TASK STATEMENT:
Restate all of the entries exactly, dropping any pictures they hold.
## begin TASK DATA
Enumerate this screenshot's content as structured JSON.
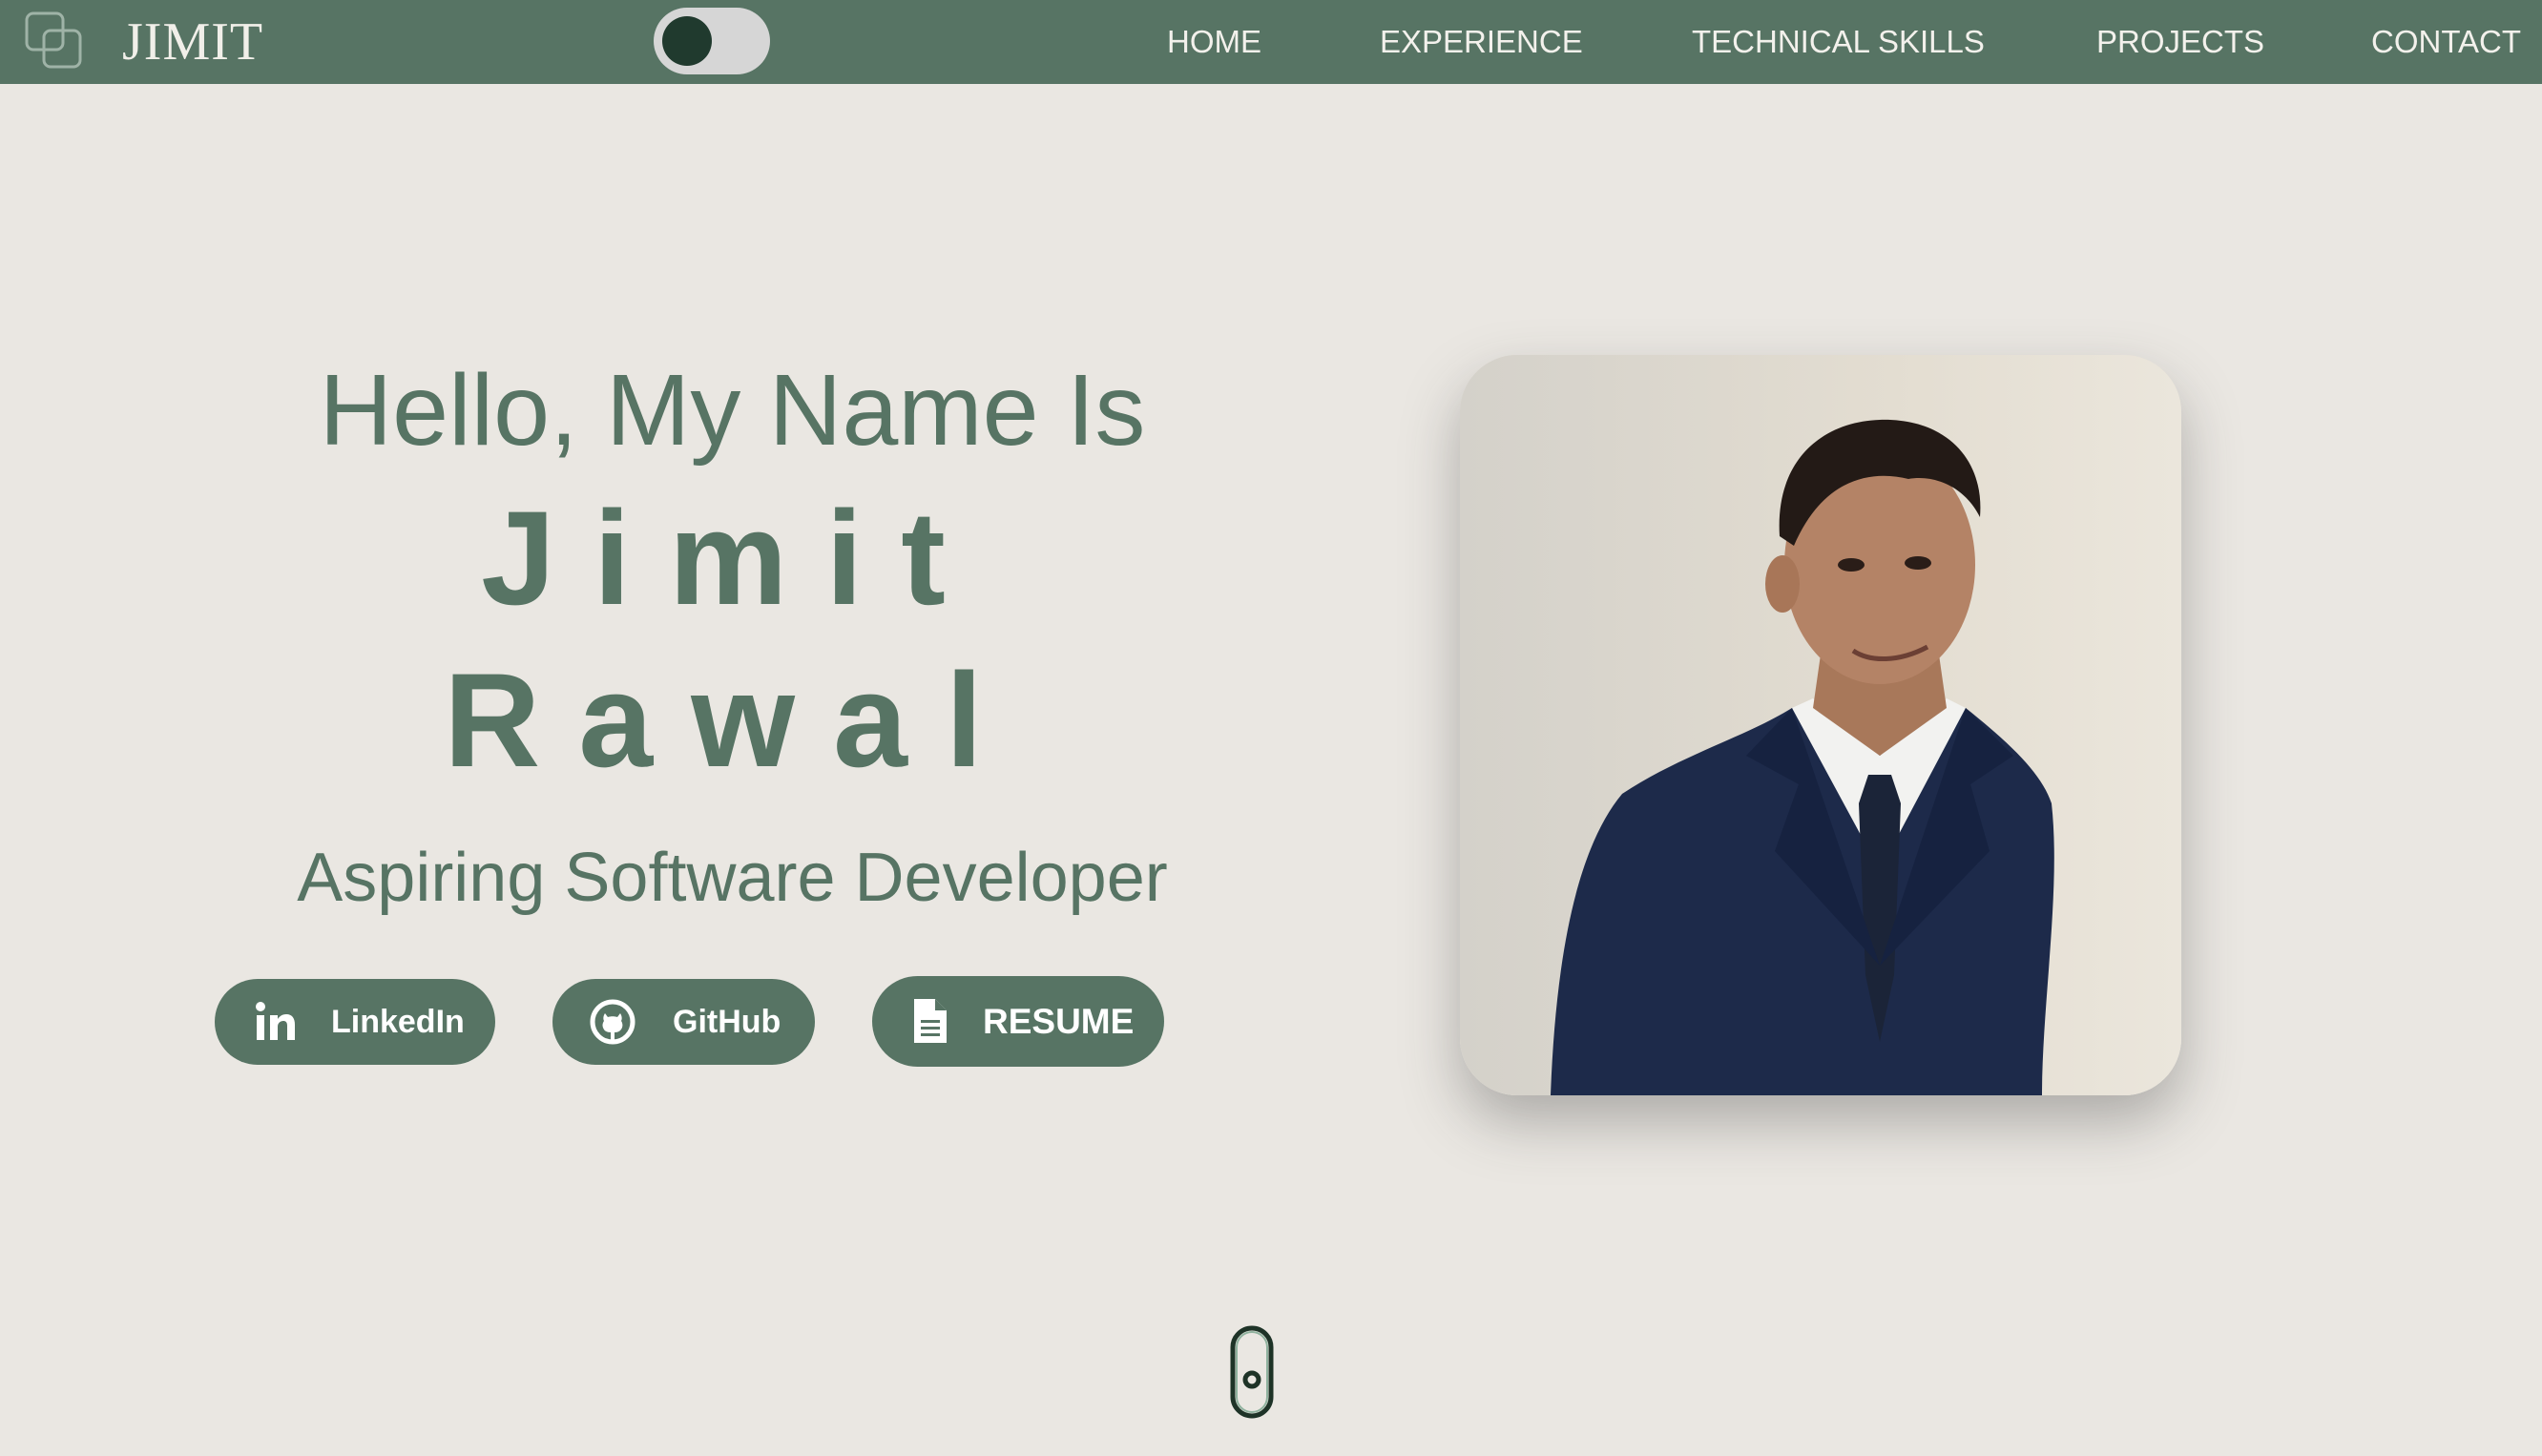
{
  "brand": {
    "name": "JIMIT"
  },
  "nav": {
    "home": "HOME",
    "experience": "EXPERIENCE",
    "skills": "TECHNICAL SKILLS",
    "projects": "PROJECTS",
    "contact": "CONTACT"
  },
  "theme_toggle": {
    "state": "dark"
  },
  "hero": {
    "greeting": "Hello, My Name Is",
    "first_name": "Jimit",
    "last_name": "Rawal",
    "tagline": "Aspiring Software Developer"
  },
  "buttons": {
    "linkedin": "LinkedIn",
    "github": "GitHub",
    "resume": "RESUME"
  },
  "icons": {
    "logo": "overlapping-squares-icon",
    "linkedin": "linkedin-icon",
    "github": "github-icon",
    "resume": "document-icon",
    "scroll": "scroll-mouse-icon"
  },
  "colors": {
    "accent": "#577464",
    "background": "#eae7e2",
    "nav_text": "#f3f1ec",
    "toggle_knob": "#203a2e"
  }
}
## end TASK DATA
RESPONSE TO THIS EXERCISE:
Enumerate this screenshot's content as structured JSON.
{
  "brand": {
    "name": "JIMIT"
  },
  "nav": {
    "home": "HOME",
    "experience": "EXPERIENCE",
    "skills": "TECHNICAL SKILLS",
    "projects": "PROJECTS",
    "contact": "CONTACT"
  },
  "theme_toggle": {
    "state": "dark"
  },
  "hero": {
    "greeting": "Hello, My Name Is",
    "first_name": "Jimit",
    "last_name": "Rawal",
    "tagline": "Aspiring Software Developer"
  },
  "buttons": {
    "linkedin": "LinkedIn",
    "github": "GitHub",
    "resume": "RESUME"
  },
  "icons": {
    "logo": "overlapping-squares-icon",
    "linkedin": "linkedin-icon",
    "github": "github-icon",
    "resume": "document-icon",
    "scroll": "scroll-mouse-icon"
  },
  "colors": {
    "accent": "#577464",
    "background": "#eae7e2",
    "nav_text": "#f3f1ec",
    "toggle_knob": "#203a2e"
  }
}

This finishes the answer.